# Aim of the exercise
Identify every line containing the word "дверей" and reproduce each one.
====== Given records
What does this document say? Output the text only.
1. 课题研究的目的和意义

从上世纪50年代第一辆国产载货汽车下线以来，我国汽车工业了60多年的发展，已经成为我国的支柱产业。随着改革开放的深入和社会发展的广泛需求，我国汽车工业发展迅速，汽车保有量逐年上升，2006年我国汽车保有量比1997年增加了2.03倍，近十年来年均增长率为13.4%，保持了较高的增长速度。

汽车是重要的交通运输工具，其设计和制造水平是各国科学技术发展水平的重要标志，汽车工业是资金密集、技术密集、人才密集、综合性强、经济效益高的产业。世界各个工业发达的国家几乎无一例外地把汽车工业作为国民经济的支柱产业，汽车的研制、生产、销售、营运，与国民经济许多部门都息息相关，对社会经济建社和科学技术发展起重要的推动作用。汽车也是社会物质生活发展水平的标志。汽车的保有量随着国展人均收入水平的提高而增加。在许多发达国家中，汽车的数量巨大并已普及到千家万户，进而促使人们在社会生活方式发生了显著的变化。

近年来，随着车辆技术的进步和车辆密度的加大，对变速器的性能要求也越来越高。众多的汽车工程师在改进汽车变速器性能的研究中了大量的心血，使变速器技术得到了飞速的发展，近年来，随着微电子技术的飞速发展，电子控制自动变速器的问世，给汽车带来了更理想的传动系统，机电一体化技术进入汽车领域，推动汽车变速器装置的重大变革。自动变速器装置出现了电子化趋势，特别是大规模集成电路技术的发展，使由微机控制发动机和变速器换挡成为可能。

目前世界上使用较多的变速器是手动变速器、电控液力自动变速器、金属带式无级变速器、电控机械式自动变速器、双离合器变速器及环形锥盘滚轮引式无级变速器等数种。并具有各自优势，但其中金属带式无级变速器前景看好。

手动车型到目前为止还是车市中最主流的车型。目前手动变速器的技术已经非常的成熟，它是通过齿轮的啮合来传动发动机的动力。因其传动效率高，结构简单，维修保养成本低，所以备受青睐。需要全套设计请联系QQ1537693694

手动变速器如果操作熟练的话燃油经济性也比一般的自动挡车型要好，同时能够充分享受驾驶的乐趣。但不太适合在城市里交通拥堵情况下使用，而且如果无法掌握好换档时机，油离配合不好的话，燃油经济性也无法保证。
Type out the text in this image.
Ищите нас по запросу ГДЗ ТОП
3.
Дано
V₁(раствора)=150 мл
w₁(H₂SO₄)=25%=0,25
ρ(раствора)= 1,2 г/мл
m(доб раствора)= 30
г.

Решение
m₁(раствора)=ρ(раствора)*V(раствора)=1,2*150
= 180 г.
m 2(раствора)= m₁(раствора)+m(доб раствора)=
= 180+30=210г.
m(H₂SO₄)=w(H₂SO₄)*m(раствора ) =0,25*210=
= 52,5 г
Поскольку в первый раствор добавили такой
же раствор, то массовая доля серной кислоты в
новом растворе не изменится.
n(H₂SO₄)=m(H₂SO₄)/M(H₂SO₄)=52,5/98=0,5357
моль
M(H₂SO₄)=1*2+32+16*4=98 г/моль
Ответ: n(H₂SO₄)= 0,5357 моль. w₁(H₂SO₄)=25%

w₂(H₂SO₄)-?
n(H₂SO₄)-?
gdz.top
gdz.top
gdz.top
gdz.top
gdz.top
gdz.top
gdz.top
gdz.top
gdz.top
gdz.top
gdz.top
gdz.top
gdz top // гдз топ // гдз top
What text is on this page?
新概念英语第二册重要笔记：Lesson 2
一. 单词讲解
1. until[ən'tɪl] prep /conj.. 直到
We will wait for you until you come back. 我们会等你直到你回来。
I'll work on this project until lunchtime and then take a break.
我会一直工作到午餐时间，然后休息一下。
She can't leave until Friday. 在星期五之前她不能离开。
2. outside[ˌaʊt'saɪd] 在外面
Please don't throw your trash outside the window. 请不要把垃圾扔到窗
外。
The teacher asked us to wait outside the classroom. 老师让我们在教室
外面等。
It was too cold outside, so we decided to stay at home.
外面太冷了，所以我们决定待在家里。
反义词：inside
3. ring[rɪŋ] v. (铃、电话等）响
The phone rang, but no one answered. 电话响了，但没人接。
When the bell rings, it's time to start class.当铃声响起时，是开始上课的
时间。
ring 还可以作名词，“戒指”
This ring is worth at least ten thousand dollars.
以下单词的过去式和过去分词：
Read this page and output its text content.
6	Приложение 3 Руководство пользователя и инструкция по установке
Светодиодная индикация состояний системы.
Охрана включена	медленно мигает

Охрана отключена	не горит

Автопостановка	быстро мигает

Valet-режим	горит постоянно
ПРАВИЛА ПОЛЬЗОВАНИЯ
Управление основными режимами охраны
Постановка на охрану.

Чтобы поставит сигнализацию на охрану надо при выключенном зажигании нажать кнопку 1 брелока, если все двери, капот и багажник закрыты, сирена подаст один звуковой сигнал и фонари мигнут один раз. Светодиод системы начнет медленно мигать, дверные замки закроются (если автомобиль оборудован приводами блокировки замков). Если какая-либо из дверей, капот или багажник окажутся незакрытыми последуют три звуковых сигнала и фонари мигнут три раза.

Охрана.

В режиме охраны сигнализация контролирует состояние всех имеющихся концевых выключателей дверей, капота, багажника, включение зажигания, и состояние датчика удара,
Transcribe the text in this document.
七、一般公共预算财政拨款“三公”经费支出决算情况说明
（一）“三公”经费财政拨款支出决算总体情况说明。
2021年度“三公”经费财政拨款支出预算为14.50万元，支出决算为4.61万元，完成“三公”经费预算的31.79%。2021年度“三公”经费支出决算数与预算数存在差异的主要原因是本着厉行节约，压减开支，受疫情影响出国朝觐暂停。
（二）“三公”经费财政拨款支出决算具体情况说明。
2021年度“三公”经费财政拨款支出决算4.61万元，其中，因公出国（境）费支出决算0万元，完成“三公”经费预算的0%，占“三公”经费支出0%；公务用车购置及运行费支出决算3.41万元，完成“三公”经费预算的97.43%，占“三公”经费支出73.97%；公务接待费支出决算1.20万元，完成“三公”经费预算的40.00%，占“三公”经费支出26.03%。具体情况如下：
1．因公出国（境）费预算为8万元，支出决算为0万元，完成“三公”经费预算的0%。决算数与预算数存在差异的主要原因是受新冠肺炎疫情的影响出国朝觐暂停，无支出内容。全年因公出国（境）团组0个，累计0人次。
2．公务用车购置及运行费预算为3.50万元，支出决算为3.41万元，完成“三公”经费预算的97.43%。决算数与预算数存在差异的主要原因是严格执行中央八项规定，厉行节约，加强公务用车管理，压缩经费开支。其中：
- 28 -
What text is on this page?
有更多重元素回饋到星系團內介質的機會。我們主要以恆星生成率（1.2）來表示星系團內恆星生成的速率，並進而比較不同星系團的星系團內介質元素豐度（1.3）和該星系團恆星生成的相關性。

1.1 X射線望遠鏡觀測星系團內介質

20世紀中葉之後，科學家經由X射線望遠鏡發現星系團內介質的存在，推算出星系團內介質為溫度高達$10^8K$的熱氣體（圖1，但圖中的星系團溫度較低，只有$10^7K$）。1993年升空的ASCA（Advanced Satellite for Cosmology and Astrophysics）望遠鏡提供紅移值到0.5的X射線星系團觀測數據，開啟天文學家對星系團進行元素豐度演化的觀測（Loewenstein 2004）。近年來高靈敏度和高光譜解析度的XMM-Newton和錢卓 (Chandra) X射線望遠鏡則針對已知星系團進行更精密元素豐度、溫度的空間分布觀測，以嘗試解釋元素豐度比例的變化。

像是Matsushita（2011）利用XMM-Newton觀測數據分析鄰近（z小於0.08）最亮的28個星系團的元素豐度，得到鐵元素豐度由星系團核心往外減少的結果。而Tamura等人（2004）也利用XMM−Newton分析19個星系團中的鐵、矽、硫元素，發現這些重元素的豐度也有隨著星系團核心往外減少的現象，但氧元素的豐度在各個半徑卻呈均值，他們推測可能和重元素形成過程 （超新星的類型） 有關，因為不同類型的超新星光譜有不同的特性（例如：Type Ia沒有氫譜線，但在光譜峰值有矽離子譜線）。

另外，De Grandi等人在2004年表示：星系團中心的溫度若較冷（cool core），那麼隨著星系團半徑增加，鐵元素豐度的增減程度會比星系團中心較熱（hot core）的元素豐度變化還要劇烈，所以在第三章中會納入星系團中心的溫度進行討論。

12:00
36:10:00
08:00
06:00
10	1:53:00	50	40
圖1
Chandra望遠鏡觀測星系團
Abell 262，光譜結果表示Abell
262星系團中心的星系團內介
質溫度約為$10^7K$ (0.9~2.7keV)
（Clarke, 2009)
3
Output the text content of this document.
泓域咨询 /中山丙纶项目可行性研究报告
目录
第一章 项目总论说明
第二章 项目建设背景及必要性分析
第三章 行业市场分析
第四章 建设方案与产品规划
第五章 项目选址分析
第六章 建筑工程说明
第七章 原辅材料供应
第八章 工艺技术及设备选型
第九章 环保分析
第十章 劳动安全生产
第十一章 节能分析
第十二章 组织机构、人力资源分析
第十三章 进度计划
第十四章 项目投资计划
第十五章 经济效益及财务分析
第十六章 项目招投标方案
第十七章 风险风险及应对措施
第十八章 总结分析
============
# Reply
Чтобы поставит сигнализацию на охрану надо при выключенном зажигании нажать кнопку 1 брелока, если все двери, капот и багажник закрыты, сирена подаст один звуковой сигнал и фонари мигнут один раз. Светодиод системы начнет медленно мигать, дверные замки закроются (если автомобиль оборудован приводами блокировки замков). Если какая-либо из дверей, капот или багажник окажутся незакрытыми последуют три звуковых сигнала и фонари мигнут три раза.
В режиме охраны сигнализация контролирует состояние всех имеющихся концевых выключателей дверей, капота, багажника, включение зажигания, и состояние датчика удара,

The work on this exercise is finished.